- EXERCISE BRIEF -
Transcribe every line exactly and omit anything that is a picture.

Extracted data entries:
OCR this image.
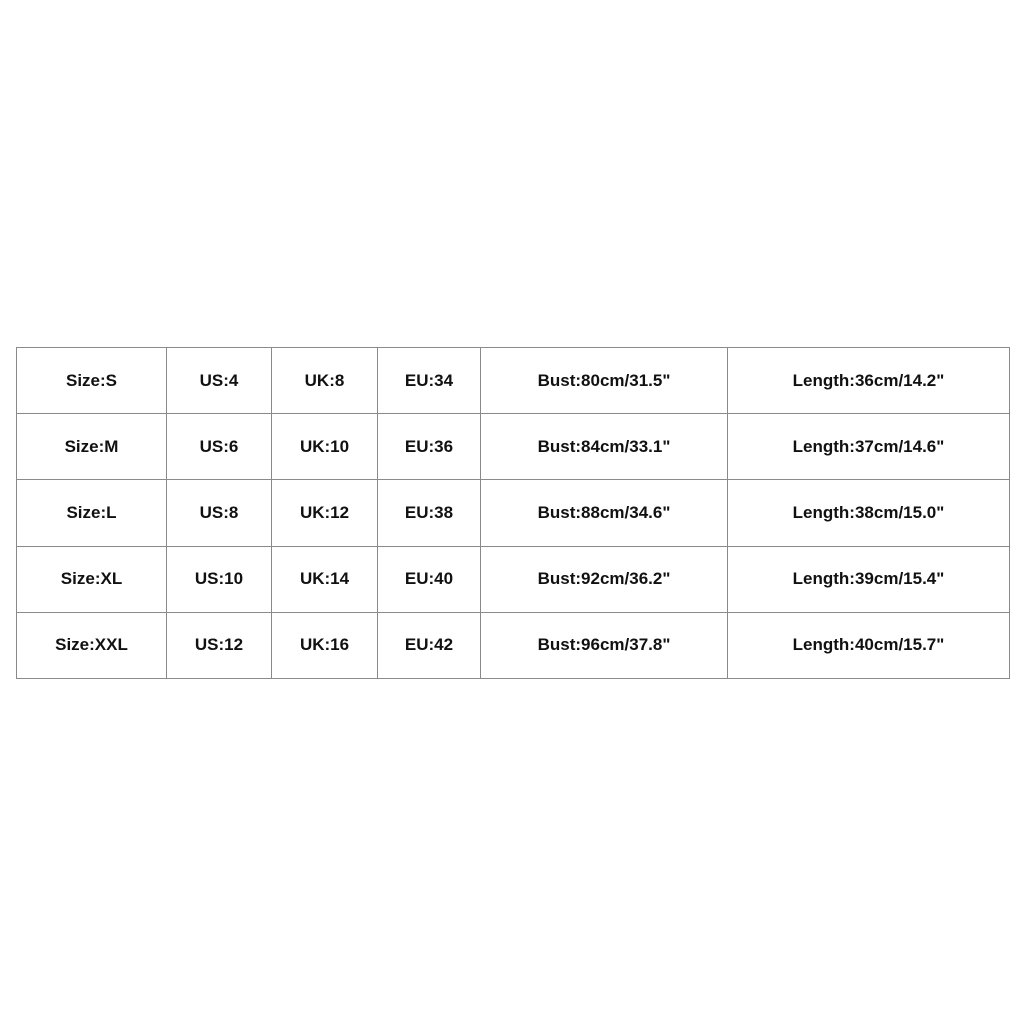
Size:S	US:4	UK:8	EU:34	Bust:80cm/31.5"	Length:36cm/14.2"
Size:M	US:6	UK:10	EU:36	Bust:84cm/33.1"	Length:37cm/14.6"
Size:L	US:8	UK:12	EU:38	Bust:88cm/34.6"	Length:38cm/15.0"
Size:XL	US:10	UK:14	EU:40	Bust:92cm/36.2"	Length:39cm/15.4"
Size:XXL	US:12	UK:16	EU:42	Bust:96cm/37.8"	Length:40cm/15.7"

- RESPONSE BELOW -
OCR this image.
Size:S	US:4	UK:8	EU:34	Bust:80cm/31.5"	Length:36cm/14.2"
Size:M	US:6	UK:10	EU:36	Bust:84cm/33.1"	Length:37cm/14.6"
Size:L	US:8	UK:12	EU:38	Bust:88cm/34.6"	Length:38cm/15.0"
Size:XL	US:10	UK:14	EU:40	Bust:92cm/36.2"	Length:39cm/15.4"
Size:XXL	US:12	UK:16	EU:42	Bust:96cm/37.8"	Length:40cm/15.7"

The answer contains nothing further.